- Work required -
Nothing in the data should change when you return it, but leave the pictures out.

- Data -
━━━━━━━━━━
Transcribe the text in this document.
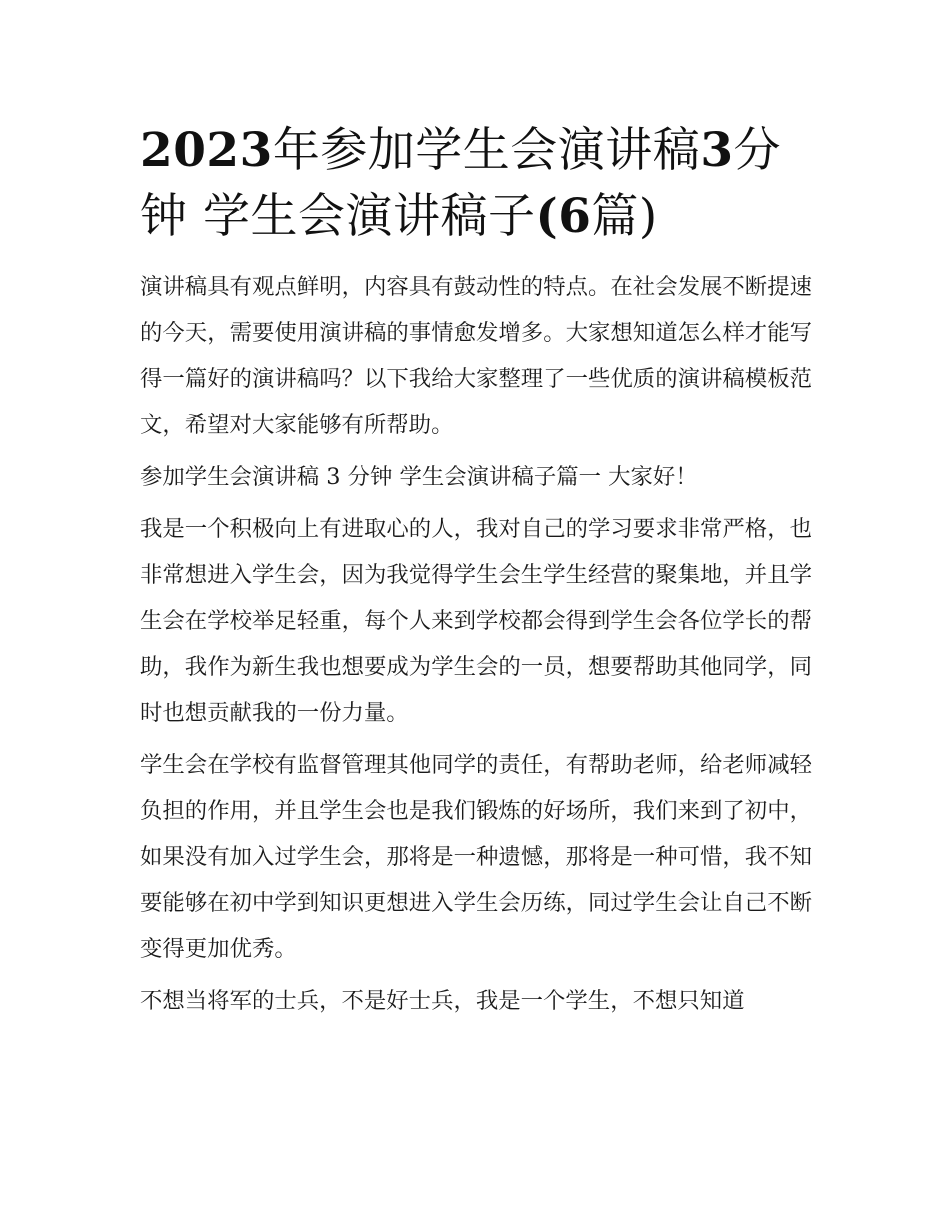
2023年参加学生会演讲稿3分钟 学生会演讲稿子(6篇)

演讲稿具有观点鲜明，内容具有鼓动性的特点。在社会发展不断提速的今天，需要使用演讲稿的事情愈发增多。大家想知道怎么样才能写得一篇好的演讲稿吗？以下我给大家整理了一些优质的演讲稿模板范文，希望对大家能够有所帮助。

参加学生会演讲稿 3 分钟 学生会演讲稿子篇一 大家好！

我是一个积极向上有进取心的人，我对自己的学习要求非常严格，也非常想进入学生会，因为我觉得学生会生学生经营的聚集地，并且学生会在学校举足轻重，每个人来到学校都会得到学生会各位学长的帮助，我作为新生我也想要成为学生会的一员，想要帮助其他同学，同时也想贡献我的一份力量。

学生会在学校有监督管理其他同学的责任，有帮助老师，给老师减轻负担的作用，并且学生会也是我们锻炼的好场所，我们来到了初中，如果没有加入过学生会，那将是一种遗憾，那将是一种可惜，我不知要能够在初中学到知识更想进入学生会历练，同过学生会让自己不断变得更加优秀。

不想当将军的士兵，不是好士兵，我是一个学生，不想只知道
━━━━━━━━━━
- Written reply -
Transcribe the text in this document.
2023年参加学生会演讲稿3分钟 学生会演讲稿子(6篇)

演讲稿具有观点鲜明，内容具有鼓动性的特点。在社会发展不断提速的今天，需要使用演讲稿的事情愈发增多。大家想知道怎么样才能写得一篇好的演讲稿吗？以下我给大家整理了一些优质的演讲稿模板范文，希望对大家能够有所帮助。

参加学生会演讲稿 3 分钟 学生会演讲稿子篇一 大家好！

我是一个积极向上有进取心的人，我对自己的学习要求非常严格，也非常想进入学生会，因为我觉得学生会生学生经营的聚集地，并且学生会在学校举足轻重，每个人来到学校都会得到学生会各位学长的帮助，我作为新生我也想要成为学生会的一员，想要帮助其他同学，同时也想贡献我的一份力量。

学生会在学校有监督管理其他同学的责任，有帮助老师，给老师减轻负担的作用，并且学生会也是我们锻炼的好场所，我们来到了初中，如果没有加入过学生会，那将是一种遗憾，那将是一种可惜，我不知要能够在初中学到知识更想进入学生会历练，同过学生会让自己不断变得更加优秀。

不想当将军的士兵，不是好士兵，我是一个学生，不想只知道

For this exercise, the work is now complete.